| DIRECTIONS |
Count how many lines contain the word "luôn". Respond with the number alone.

+ + + +

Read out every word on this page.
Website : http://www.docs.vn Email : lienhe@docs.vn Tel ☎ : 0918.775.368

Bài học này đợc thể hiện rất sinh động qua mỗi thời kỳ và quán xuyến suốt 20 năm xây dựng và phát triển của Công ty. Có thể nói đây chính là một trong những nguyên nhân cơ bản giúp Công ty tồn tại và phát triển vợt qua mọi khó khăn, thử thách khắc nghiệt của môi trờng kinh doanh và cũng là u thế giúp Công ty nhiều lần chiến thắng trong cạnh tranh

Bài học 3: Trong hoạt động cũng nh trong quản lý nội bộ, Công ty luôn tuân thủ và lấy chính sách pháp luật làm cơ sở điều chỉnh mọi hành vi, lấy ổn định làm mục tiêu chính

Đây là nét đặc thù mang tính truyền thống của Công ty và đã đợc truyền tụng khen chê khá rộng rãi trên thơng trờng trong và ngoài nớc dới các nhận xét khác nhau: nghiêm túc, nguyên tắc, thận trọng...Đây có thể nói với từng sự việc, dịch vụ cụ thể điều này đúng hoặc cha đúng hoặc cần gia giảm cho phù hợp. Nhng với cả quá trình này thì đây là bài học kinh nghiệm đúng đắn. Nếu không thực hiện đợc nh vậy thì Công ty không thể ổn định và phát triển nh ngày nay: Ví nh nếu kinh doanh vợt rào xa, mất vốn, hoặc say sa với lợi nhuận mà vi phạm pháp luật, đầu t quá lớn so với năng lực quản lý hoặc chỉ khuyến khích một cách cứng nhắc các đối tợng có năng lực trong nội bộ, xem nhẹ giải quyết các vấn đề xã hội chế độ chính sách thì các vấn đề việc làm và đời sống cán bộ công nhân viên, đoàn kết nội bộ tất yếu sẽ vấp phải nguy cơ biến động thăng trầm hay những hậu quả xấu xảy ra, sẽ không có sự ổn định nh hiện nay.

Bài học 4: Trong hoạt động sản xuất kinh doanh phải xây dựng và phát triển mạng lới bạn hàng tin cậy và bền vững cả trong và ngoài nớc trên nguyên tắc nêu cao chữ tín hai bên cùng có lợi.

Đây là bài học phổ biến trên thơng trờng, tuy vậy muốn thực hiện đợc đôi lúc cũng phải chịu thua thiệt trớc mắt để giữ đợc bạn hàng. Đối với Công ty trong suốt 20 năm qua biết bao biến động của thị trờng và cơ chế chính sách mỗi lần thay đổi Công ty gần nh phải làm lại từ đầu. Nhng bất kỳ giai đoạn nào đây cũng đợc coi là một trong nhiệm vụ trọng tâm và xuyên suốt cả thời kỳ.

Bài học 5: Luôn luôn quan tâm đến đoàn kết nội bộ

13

+ + + +

| FINAL RESULT |
2